- Stated problem -
Repeat every record below exactly, but leave out any pictures.

- Records shown -
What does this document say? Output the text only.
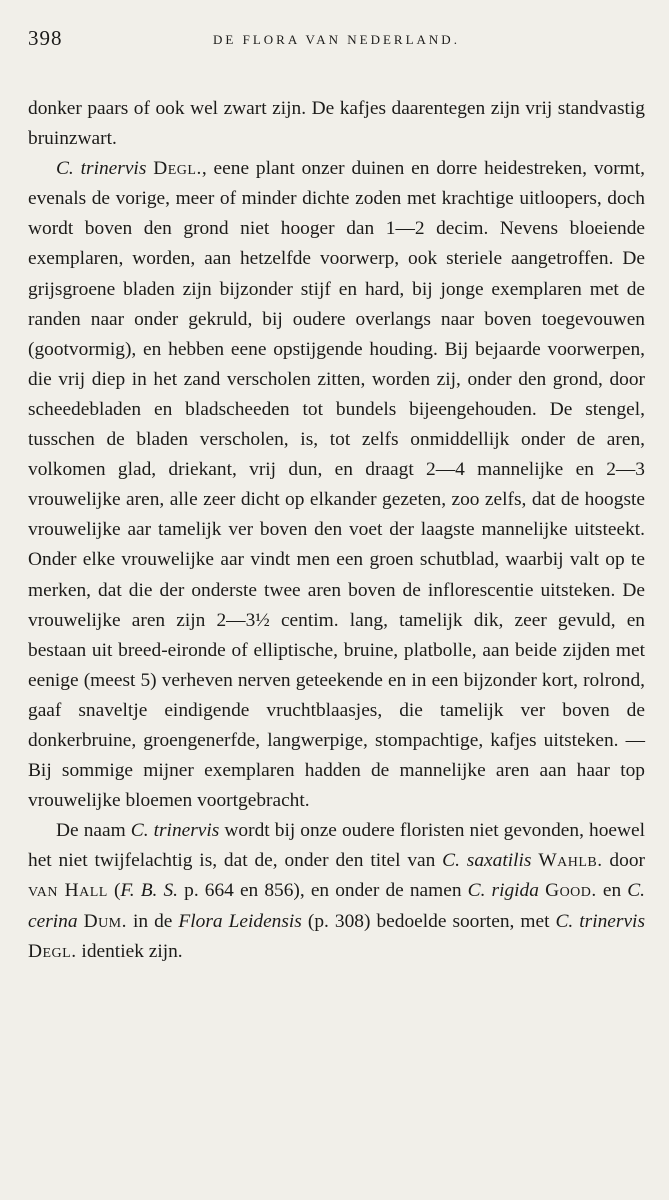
398	DE FLORA VAN NEDERLAND.

donker paars of ook wel zwart zijn. De kafjes daarentegen zijn vrij standvastig bruinzwart.

C. trinervis Degl., eene plant onzer duinen en dorre heidestreken, vormt, evenals de vorige, meer of minder dichte zoden met krachtige uitloopers, doch wordt boven den grond niet hooger dan 1—2 decim. Nevens bloeiende exemplaren, worden, aan hetzelfde voorwerp, ook steriele aangetroffen. De grijsgroene bladen zijn bijzonder stijf en hard, bij jonge exemplaren met de randen naar onder gekruld, bij oudere overlangs naar boven toegevouwen (gootvormig), en hebben eene opstijgende houding. Bij bejaarde voorwerpen, die vrij diep in het zand verscholen zitten, worden zij, onder den grond, door scheedebladen en bladscheeden tot bundels bijeengehouden. De stengel, tusschen de bladen verscholen, is, tot zelfs onmiddellijk onder de aren, volkomen glad, driekant, vrij dun, en draagt 2—4 mannelijke en 2—3 vrouwelijke aren, alle zeer dicht op elkander gezeten, zoo zelfs, dat de hoogste vrouwelijke aar tamelijk ver boven den voet der laagste mannelijke uitsteekt. Onder elke vrouwelijke aar vindt men een groen schutblad, waarbij valt op te merken, dat die der onderste twee aren boven de inflorescentie uitsteken. De vrouwelijke aren zijn 2—3½ centim. lang, tamelijk dik, zeer gevuld, en bestaan uit breed-eironde of elliptische, bruine, platbolle, aan beide zijden met eenige (meest 5) verheven nerven geteekende en in een bijzonder kort, rolrond, gaaf snaveltje eindigende vruchtblaasjes, die tamelijk ver boven de donkerbruine, groengenerfde, langwerpige, stompachtige, kafjes uitsteken. — Bij sommige mijner exemplaren hadden de mannelijke aren aan haar top vrouwelijke bloemen voortgebracht.

De naam C. trinervis wordt bij onze oudere floristen niet gevonden, hoewel het niet twijfelachtig is, dat de, onder den titel van C. saxatilis Wahlb. door van Hall (F. B. S. p. 664 en 856), en onder de namen C. rigida Good. en C. cerina Dum. in de Flora Leidensis (p. 308) bedoelde soorten, met C. trinervis Degl. identiek zijn.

- Final result -
What does this document say? Output the text only.
398	DE FLORA VAN NEDERLAND.

donker paars of ook wel zwart zijn. De kafjes daarentegen zijn vrij standvastig bruinzwart.

C. trinervis Degl., eene plant onzer duinen en dorre heidestreken, vormt, evenals de vorige, meer of minder dichte zoden met krachtige uitloopers, doch wordt boven den grond niet hooger dan 1—2 decim. Nevens bloeiende exemplaren, worden, aan hetzelfde voorwerp, ook steriele aangetroffen. De grijsgroene bladen zijn bijzonder stijf en hard, bij jonge exemplaren met de randen naar onder gekruld, bij oudere overlangs naar boven toegevouwen (gootvormig), en hebben eene opstijgende houding. Bij bejaarde voorwerpen, die vrij diep in het zand verscholen zitten, worden zij, onder den grond, door scheedebladen en bladscheeden tot bundels bijeengehouden. De stengel, tusschen de bladen verscholen, is, tot zelfs onmiddellijk onder de aren, volkomen glad, driekant, vrij dun, en draagt 2—4 mannelijke en 2—3 vrouwelijke aren, alle zeer dicht op elkander gezeten, zoo zelfs, dat de hoogste vrouwelijke aar tamelijk ver boven den voet der laagste mannelijke uitsteekt. Onder elke vrouwelijke aar vindt men een groen schutblad, waarbij valt op te merken, dat die der onderste twee aren boven de inflorescentie uitsteken. De vrouwelijke aren zijn 2—3½ centim. lang, tamelijk dik, zeer gevuld, en bestaan uit breed-eironde of elliptische, bruine, platbolle, aan beide zijden met eenige (meest 5) verheven nerven geteekende en in een bijzonder kort, rolrond, gaaf snaveltje eindigende vruchtblaasjes, die tamelijk ver boven de donkerbruine, groengenerfde, langwerpige, stompachtige, kafjes uitsteken. — Bij sommige mijner exemplaren hadden de mannelijke aren aan haar top vrouwelijke bloemen voortgebracht.

De naam C. trinervis wordt bij onze oudere floristen niet gevonden, hoewel het niet twijfelachtig is, dat de, onder den titel van C. saxatilis Wahlb. door van Hall (F. B. S. p. 664 en 856), en onder de namen C. rigida Good. en C. cerina Dum. in de Flora Leidensis (p. 308) bedoelde soorten, met C. trinervis Degl. identiek zijn.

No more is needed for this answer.